## START
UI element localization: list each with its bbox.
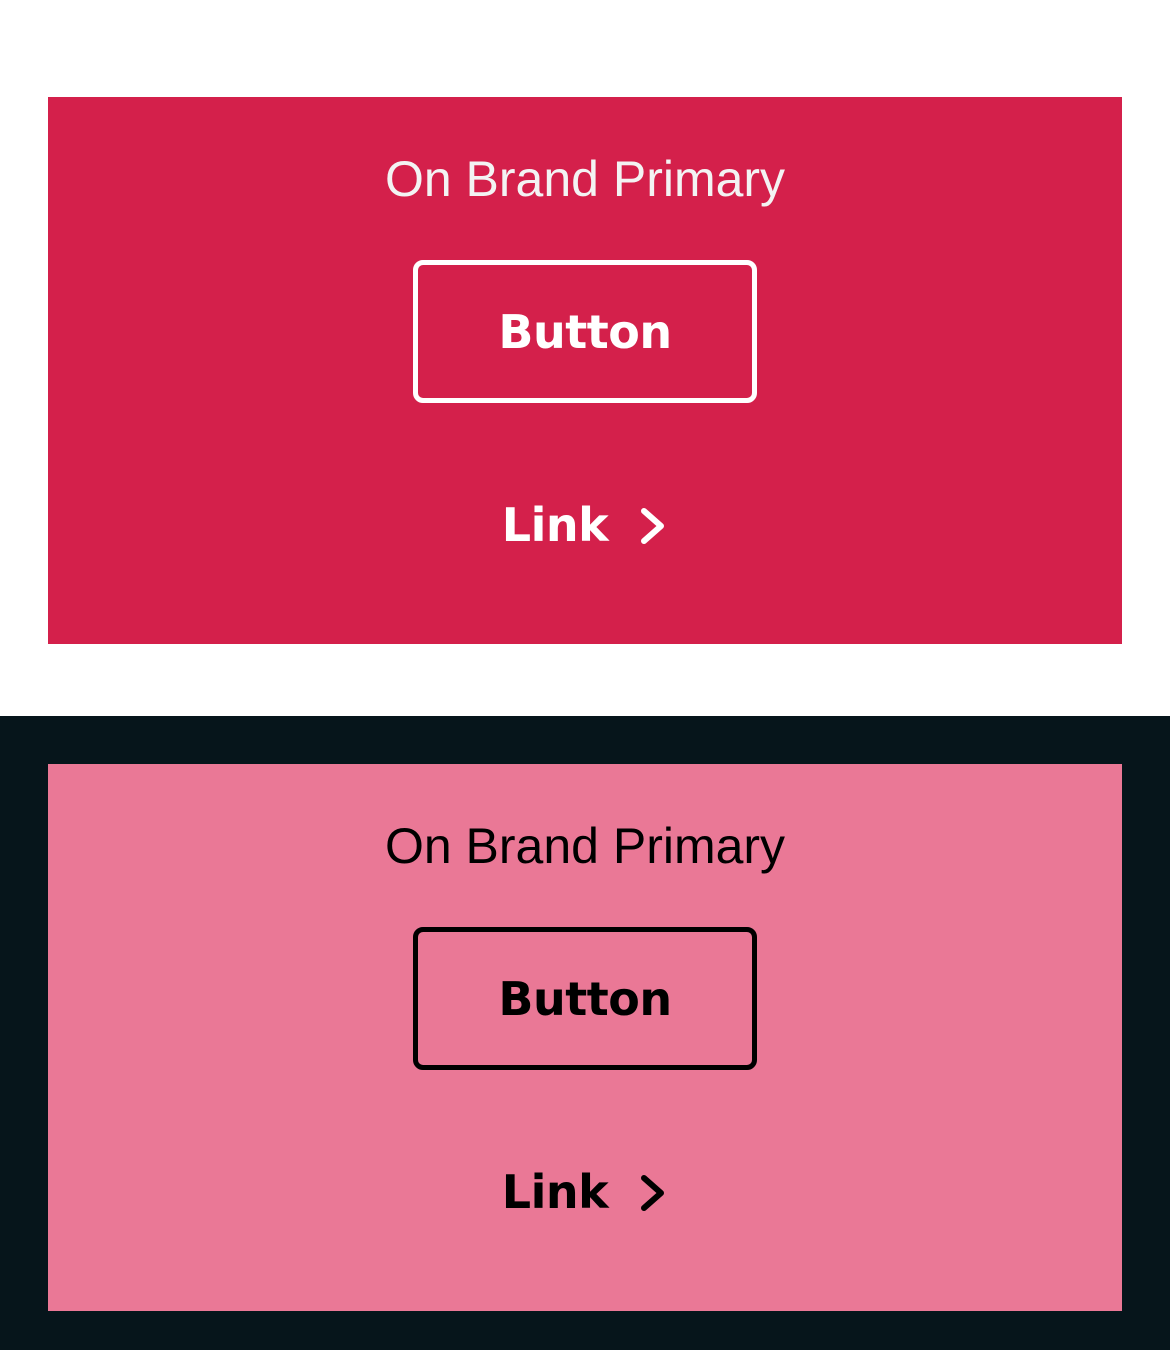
chevron-right-icon bbox=[638, 1172, 668, 1214]
chevron-link[interactable]: Link bbox=[48, 495, 1122, 555]
chevron-right-icon bbox=[638, 505, 668, 547]
link-label: Link bbox=[501, 498, 609, 552]
card-title: On Brand Primary bbox=[384, 818, 786, 874]
dark-theme-section: On Brand Primary Button Link bbox=[0, 716, 1170, 1350]
link-label: Link bbox=[501, 1165, 609, 1219]
outline-button[interactable]: Button bbox=[413, 927, 757, 1070]
card-title: On Brand Primary bbox=[384, 151, 786, 207]
outline-button[interactable]: Button bbox=[413, 260, 757, 403]
chevron-link[interactable]: Link bbox=[48, 1162, 1122, 1222]
brand-primary-card: On Brand Primary Button Link bbox=[48, 97, 1122, 644]
brand-primary-card: On Brand Primary Button Link bbox=[48, 764, 1122, 1311]
light-theme-section: On Brand Primary Button Link bbox=[0, 0, 1170, 716]
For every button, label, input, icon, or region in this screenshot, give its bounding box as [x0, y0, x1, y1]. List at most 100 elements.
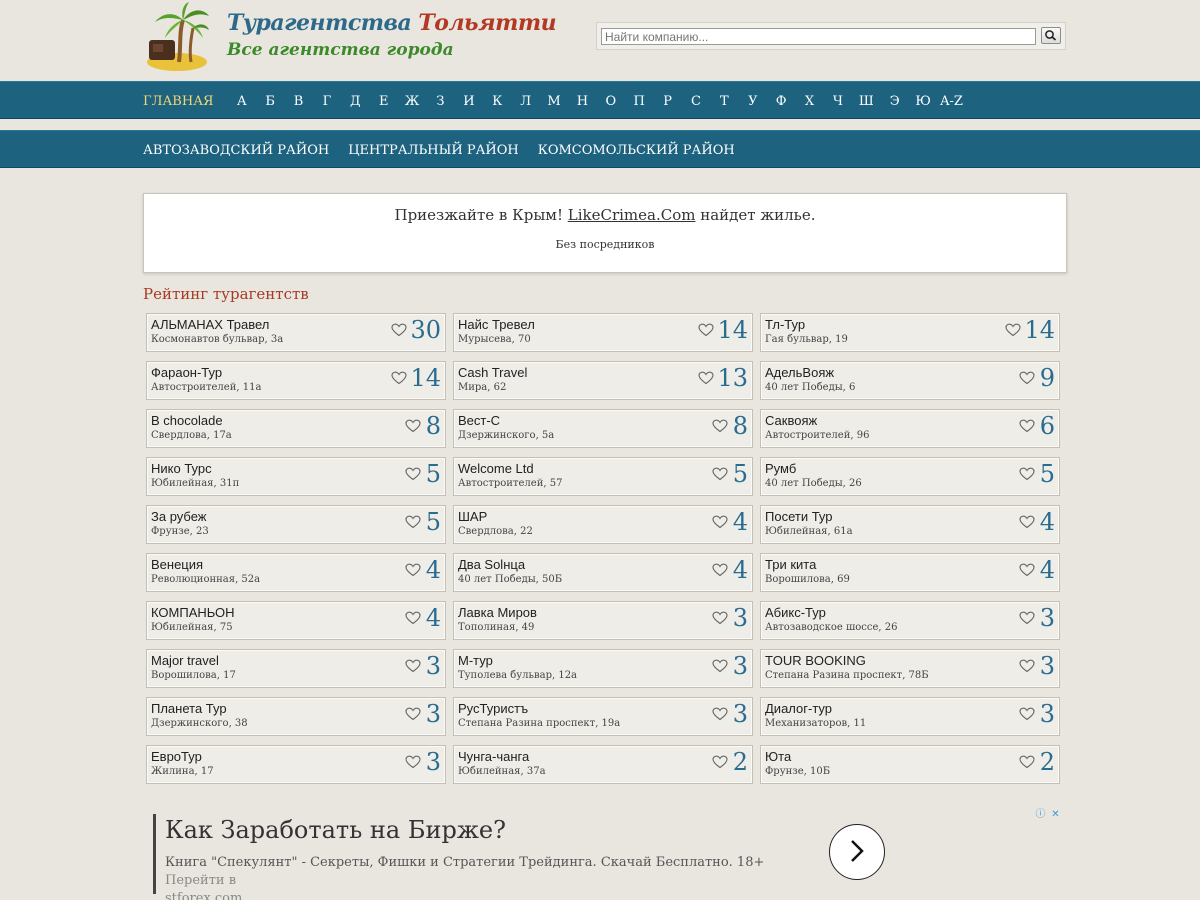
agency-card[interactable]: TOUR BOOKING Степана Разина проспект, 78Б… — [760, 649, 1060, 688]
agency-card[interactable]: КОМПАНЬОН Юбилейная, 75 4 — [146, 601, 446, 640]
ad-go-link[interactable]: Перейти в — [165, 873, 236, 888]
agency-card[interactable]: Венеция Революционная, 52а 4 — [146, 553, 446, 592]
agency-card[interactable]: Фараон-Тур Автостроителей, 11а 14 — [146, 361, 446, 400]
ad-close-icon[interactable]: ✕ — [1049, 808, 1062, 821]
agency-name[interactable]: Фараон-Тур — [151, 365, 222, 380]
heart-icon[interactable] — [391, 323, 407, 337]
heart-icon[interactable] — [405, 419, 421, 433]
agency-name[interactable]: РусТуристъ — [458, 701, 528, 716]
agency-name[interactable]: Абикс-Тур — [765, 605, 826, 620]
nav-letter-link[interactable]: Ф — [767, 94, 795, 109]
heart-icon[interactable] — [698, 371, 714, 385]
nav-letter-link[interactable]: Х — [795, 94, 823, 109]
agency-card[interactable]: Планета Тур Дзержинского, 38 3 — [146, 697, 446, 736]
heart-icon[interactable] — [1019, 515, 1035, 529]
heart-icon[interactable] — [391, 371, 407, 385]
nav-letter-link[interactable]: М — [540, 94, 568, 109]
nav-letter-link[interactable]: Л — [511, 94, 539, 109]
agency-card[interactable]: За рубеж Фрунзе, 23 5 — [146, 505, 446, 544]
nav-letter-link[interactable]: П — [625, 94, 653, 109]
agency-name[interactable]: ЕвроТур — [151, 749, 202, 764]
agency-card[interactable]: Нико Турс Юбилейная, 31п 5 — [146, 457, 446, 496]
agency-name[interactable]: Welcome Ltd — [458, 461, 534, 476]
agency-card[interactable]: Абикс-Тур Автозаводское шоссе, 26 3 — [760, 601, 1060, 640]
agency-card[interactable]: АЛЬМАНАХ Травел Космонавтов бульвар, 3а 30 — [146, 313, 446, 352]
ad-domain[interactable]: stforex.com — [165, 891, 242, 900]
agency-card[interactable]: РусТуристъ Степана Разина проспект, 19а 3 — [453, 697, 753, 736]
agency-card[interactable]: Юта Фрунзе, 10Б 2 — [760, 745, 1060, 784]
agency-name[interactable]: Диалог-тур — [765, 701, 832, 716]
agency-name[interactable]: Планета Тур — [151, 701, 227, 716]
agency-name[interactable]: За рубеж — [151, 509, 207, 524]
agency-card[interactable]: Чунга-чанга Юбилейная, 37а 2 — [453, 745, 753, 784]
agency-name[interactable]: АЛЬМАНАХ Травел — [151, 317, 269, 332]
heart-icon[interactable] — [712, 755, 728, 769]
nav-letter-link[interactable]: Ч — [824, 94, 852, 109]
heart-icon[interactable] — [712, 563, 728, 577]
nav-letter-link[interactable]: Ю — [909, 94, 937, 109]
heart-icon[interactable] — [405, 467, 421, 481]
nav-home-link[interactable]: ГЛАВНАЯ — [143, 94, 214, 109]
agency-name[interactable]: Посети Тур — [765, 509, 833, 524]
agency-name[interactable]: АдельВояж — [765, 365, 834, 380]
agency-name[interactable]: Чунга-чанга — [458, 749, 529, 764]
agency-card[interactable]: Два Solнца 40 лет Победы, 50Б 4 — [453, 553, 753, 592]
site-title-part2[interactable]: Тольятти — [418, 10, 556, 36]
agency-name[interactable]: Три кита — [765, 557, 816, 572]
nav-letter-link[interactable]: Э — [881, 94, 909, 109]
agency-card[interactable]: Саквояж Автостроителей, 96 6 — [760, 409, 1060, 448]
nav-letter-link[interactable]: У — [739, 94, 767, 109]
heart-icon[interactable] — [712, 467, 728, 481]
agency-card[interactable]: Cash Travel Мира, 62 13 — [453, 361, 753, 400]
nav-letter-link[interactable]: Ш — [852, 94, 880, 109]
heart-icon[interactable] — [1019, 659, 1035, 673]
agency-card[interactable]: Три кита Ворошилова, 69 4 — [760, 553, 1060, 592]
heart-icon[interactable] — [1019, 371, 1035, 385]
agency-name[interactable]: Major travel — [151, 653, 219, 668]
agency-name[interactable]: Саквояж — [765, 413, 817, 428]
ad-arrow-button[interactable] — [829, 824, 885, 880]
nav-letter-link[interactable]: Д — [341, 94, 369, 109]
nav-letter-link[interactable]: Р — [653, 94, 681, 109]
agency-name[interactable]: Юта — [765, 749, 791, 764]
agency-card[interactable]: Посети Тур Юбилейная, 61а 4 — [760, 505, 1060, 544]
ad-banner[interactable]: Как Заработать на Бирже? Книга "Спекулян… — [153, 808, 1065, 900]
nav-letter-link[interactable]: З — [426, 94, 454, 109]
agency-name[interactable]: Два Solнца — [458, 557, 525, 572]
heart-icon[interactable] — [405, 755, 421, 769]
nav-letter-link[interactable]: Н — [568, 94, 596, 109]
agency-card[interactable]: Тл-Тур Гая бульвар, 19 14 — [760, 313, 1060, 352]
palm-island-icon[interactable] — [143, 2, 211, 72]
agency-card[interactable]: АдельВояж 40 лет Победы, 6 9 — [760, 361, 1060, 400]
nav-letter-link[interactable]: И — [455, 94, 483, 109]
heart-icon[interactable] — [698, 323, 714, 337]
search-input[interactable] — [601, 28, 1036, 45]
agency-card[interactable]: B chocolade Свердлова, 17а 8 — [146, 409, 446, 448]
ad-title[interactable]: Как Заработать на Бирже? — [165, 816, 506, 844]
nav-letter-link[interactable]: В — [284, 94, 312, 109]
heart-icon[interactable] — [405, 659, 421, 673]
nav-letter-link[interactable]: Б — [256, 94, 284, 109]
nav-district-link[interactable]: АВТОЗАВОДСКИЙ РАЙОН — [143, 143, 329, 158]
nav-letter-link[interactable]: Т — [710, 94, 738, 109]
agency-card[interactable]: ЕвроТур Жилина, 17 3 — [146, 745, 446, 784]
heart-icon[interactable] — [405, 563, 421, 577]
agency-name[interactable]: Тл-Тур — [765, 317, 805, 332]
agency-name[interactable]: Румб — [765, 461, 796, 476]
heart-icon[interactable] — [712, 611, 728, 625]
heart-icon[interactable] — [405, 707, 421, 721]
agency-name[interactable]: М-тур — [458, 653, 493, 668]
nav-letter-link[interactable]: К — [483, 94, 511, 109]
agency-card[interactable]: Major travel Ворошилова, 17 3 — [146, 649, 446, 688]
agency-name[interactable]: КОМПАНЬОН — [151, 605, 235, 620]
agency-name[interactable]: Нико Турс — [151, 461, 212, 476]
agency-card[interactable]: Румб 40 лет Победы, 26 5 — [760, 457, 1060, 496]
heart-icon[interactable] — [1019, 755, 1035, 769]
agency-name[interactable]: Лавка Миров — [458, 605, 537, 620]
agency-card[interactable]: Лавка Миров Тополиная, 49 3 — [453, 601, 753, 640]
heart-icon[interactable] — [712, 515, 728, 529]
ad-info-icon[interactable]: ⓘ — [1034, 808, 1047, 821]
heart-icon[interactable] — [712, 659, 728, 673]
heart-icon[interactable] — [405, 515, 421, 529]
heart-icon[interactable] — [1019, 563, 1035, 577]
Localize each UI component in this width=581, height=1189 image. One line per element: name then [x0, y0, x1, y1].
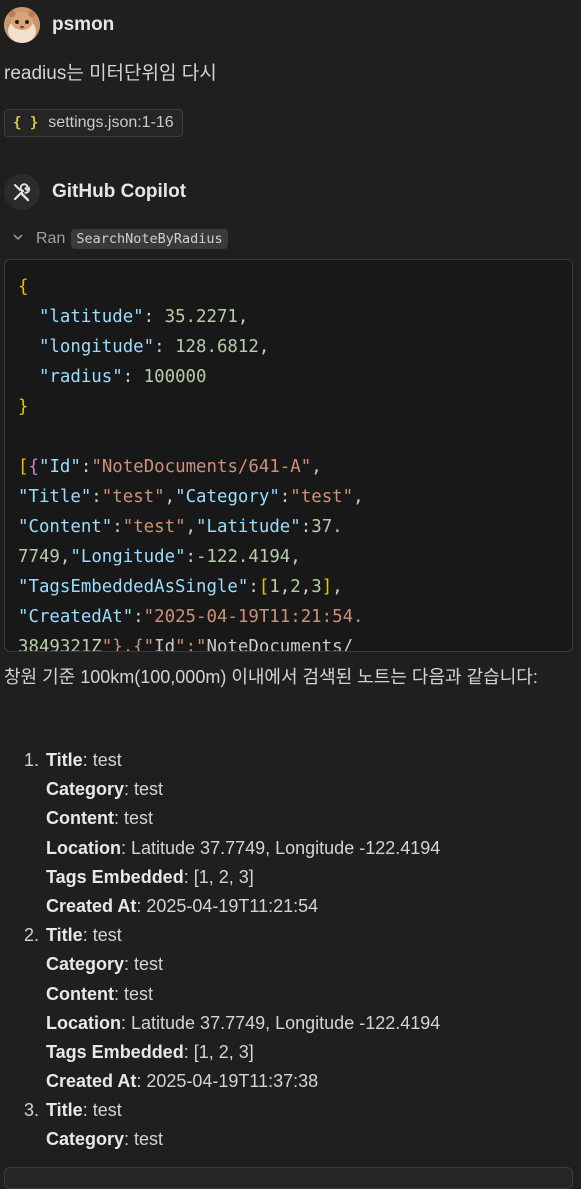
note-field: Category: test — [24, 1125, 574, 1154]
assistant-header: GitHub Copilot — [4, 173, 186, 211]
answer-intro-text: 창원 기준 100km(100,000m) 이내에서 검색된 노트는 다음과 같… — [4, 667, 538, 687]
note-field: Created At: 2025-04-19T11:37:38 — [24, 1067, 574, 1096]
note-field: Created At: 2025-04-19T11:21:54 — [24, 892, 574, 921]
note-field-label: Category — [46, 954, 125, 975]
note-number: 2. — [24, 925, 40, 946]
note-field: Tags Embedded: [1, 2, 3] — [24, 1038, 574, 1067]
chevron-down-icon — [12, 230, 24, 248]
assistant-name: GitHub Copilot — [52, 181, 187, 202]
note-field-value: : test — [124, 779, 164, 800]
note-field-value: : test — [124, 1129, 164, 1150]
note-field-label: Created At — [46, 1071, 137, 1092]
note-field-label: Content — [46, 808, 114, 829]
note-field: Location: Latitude 37.7749, Longitude -1… — [24, 834, 574, 863]
code-content: { "latitude": 35.2271, "longitude": 128.… — [18, 272, 563, 652]
note-field: 2. Title: test — [24, 921, 574, 950]
note-field-label: Location — [46, 1012, 121, 1033]
note-field-value: : test — [82, 925, 122, 946]
note-field-value: : Latitude 37.7749, Longitude -122.4194 — [121, 1012, 441, 1033]
code-line: 7749,"Longitude":-122.4194, — [18, 547, 301, 567]
attachment-chip[interactable]: { } settings.json:1-16 — [4, 109, 183, 137]
code-line: "Content":"test","Latitude":37. — [18, 517, 343, 537]
note-field-label: Tags Embedded — [46, 1041, 184, 1062]
note-field-label: Title — [46, 925, 83, 946]
hamster-avatar-icon — [4, 7, 40, 43]
user-message-text: readius는 미터단위임 다시 — [4, 63, 217, 84]
tool-run-toggle[interactable]: Ran SearchNoteByRadius — [12, 228, 228, 250]
json-braces-icon: { } — [13, 115, 39, 131]
note-field-label: Category — [46, 1129, 125, 1150]
chat-input-box[interactable] — [4, 1167, 573, 1189]
note-number: 3. — [24, 1100, 40, 1121]
note-field: Content: test — [24, 804, 574, 833]
note-field-value: : 2025-04-19T11:37:38 — [136, 1071, 319, 1092]
code-line: { — [18, 277, 29, 297]
code-line: "Title":"test","Category":"test", — [18, 487, 364, 507]
note-field-label: Title — [46, 750, 83, 770]
note-field-value: : Latitude 37.7749, Longitude -122.4194 — [121, 837, 441, 858]
note-field: Category: test — [24, 775, 574, 804]
note-number: 1. — [24, 750, 40, 770]
code-line: } — [18, 397, 29, 417]
note-field-value: : [1, 2, 3] — [183, 1041, 254, 1062]
note-field: Location: Latitude 37.7749, Longitude -1… — [24, 1009, 574, 1038]
code-line: "CreatedAt":"2025-04-19T11:21:54. — [18, 607, 364, 627]
note-field-label: Tags Embedded — [46, 866, 184, 887]
note-field-value: : test — [113, 983, 153, 1004]
code-line: "radius": 100000 — [38, 367, 207, 387]
ran-label: Ran — [36, 230, 66, 247]
note-field-label: Category — [46, 779, 125, 800]
note-field-value: : test — [113, 808, 153, 829]
code-line: "latitude": 35.2271, — [38, 307, 249, 327]
note-field-value: : 2025-04-19T11:21:54 — [136, 895, 319, 916]
tool-output-code-block[interactable]: { "latitude": 35.2271, "longitude": 128.… — [4, 259, 573, 652]
code-line: [{"Id":"NoteDocuments/641-A", — [18, 457, 322, 477]
note-field-label: Title — [46, 1100, 83, 1121]
note-field: 3. Title: test — [24, 1096, 574, 1125]
code-line: "TagsEmbeddedAsSingle":[1,2,3], — [18, 577, 343, 597]
note-field: Category: test — [24, 950, 574, 979]
note-field: 1. Title: test — [24, 746, 574, 775]
note-field-label: Created At — [46, 895, 137, 916]
note-field-value: : [1, 2, 3] — [183, 866, 254, 887]
note-field-label: Content — [46, 983, 114, 1004]
tool-name-badge: SearchNoteByRadius — [71, 229, 228, 249]
note-field-value: : test — [82, 750, 122, 770]
note-field: Tags Embedded: [1, 2, 3] — [24, 863, 574, 892]
user-message-header: psmon — [4, 6, 114, 44]
code-line: 3849321Z"},{"Id":"NoteDocuments/ — [18, 637, 354, 652]
notes-list: 1. Title: test Category: test Content: test… — [24, 746, 574, 1155]
code-line: "longitude": 128.6812, — [38, 337, 270, 357]
user-avatar[interactable] — [4, 7, 40, 43]
attachment-label: settings.json:1-16 — [48, 114, 174, 131]
note-field-value: : test — [124, 954, 164, 975]
note-field: Content: test — [24, 980, 574, 1009]
note-field-value: : test — [82, 1100, 122, 1121]
note-field-label: Location — [46, 837, 121, 858]
username: psmon — [52, 14, 115, 35]
tools-icon — [4, 174, 40, 210]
## END
Aim of the task: Copy the rows verbatim, starting at the line that contains "agency-card[interactable]: TOUR BOOKING" and ending with the line that contains "agency-name[interactable]: Планета Тур", including both of those lines.

Written solution:
agency-card[interactable]: TOUR BOOKING Степана Разина проспект, 78Б… — [760, 649, 1060, 688]
agency-card[interactable]: КОМПАНЬОН Юбилейная, 75 4 — [146, 601, 446, 640]
ad-go-link[interactable]: Перейти в — [165, 873, 236, 888]
agency-card[interactable]: Венеция Революционная, 52а 4 — [146, 553, 446, 592]
agency-card[interactable]: Фараон-Тур Автостроителей, 11а 14 — [146, 361, 446, 400]
ad-close-icon[interactable]: ✕ — [1049, 808, 1062, 821]
agency-name[interactable]: Фараон-Тур — [151, 365, 222, 380]
heart-icon[interactable] — [391, 323, 407, 337]
heart-icon[interactable] — [405, 419, 421, 433]
agency-name[interactable]: РусТуристъ — [458, 701, 528, 716]
agency-name[interactable]: Абикс-Тур — [765, 605, 826, 620]
nav-letter-link[interactable]: Ф — [767, 94, 795, 109]
heart-icon[interactable] — [698, 371, 714, 385]
nav-letter-link[interactable]: Х — [795, 94, 823, 109]
agency-card[interactable]: Планета Тур Дзержинского, 38 3 — [146, 697, 446, 736]
heart-icon[interactable] — [1019, 515, 1035, 529]
heart-icon[interactable] — [391, 371, 407, 385]
nav-letter-link[interactable]: М — [540, 94, 568, 109]
nav-letter-link[interactable]: Л — [511, 94, 539, 109]
agency-card[interactable]: За рубеж Фрунзе, 23 5 — [146, 505, 446, 544]
nav-letter-link[interactable]: П — [625, 94, 653, 109]
agency-name[interactable]: ЕвроТур — [151, 749, 202, 764]
agency-card[interactable]: Нико Турс Юбилейная, 31п 5 — [146, 457, 446, 496]
agency-name[interactable]: Welcome Ltd — [458, 461, 534, 476]
agency-card[interactable]: Абикс-Тур Автозаводское шоссе, 26 3 — [760, 601, 1060, 640]
agency-card[interactable]: АЛЬМАНАХ Травел Космонавтов бульвар, 3а 30 — [146, 313, 446, 352]
ad-domain[interactable]: stforex.com — [165, 891, 242, 900]
agency-card[interactable]: РусТуристъ Степана Разина проспект, 19а 3 — [453, 697, 753, 736]
agency-card[interactable]: Юта Фрунзе, 10Б 2 — [760, 745, 1060, 784]
agency-name[interactable]: Диалог-тур — [765, 701, 832, 716]
agency-name[interactable]: Планета Тур — [151, 701, 227, 716]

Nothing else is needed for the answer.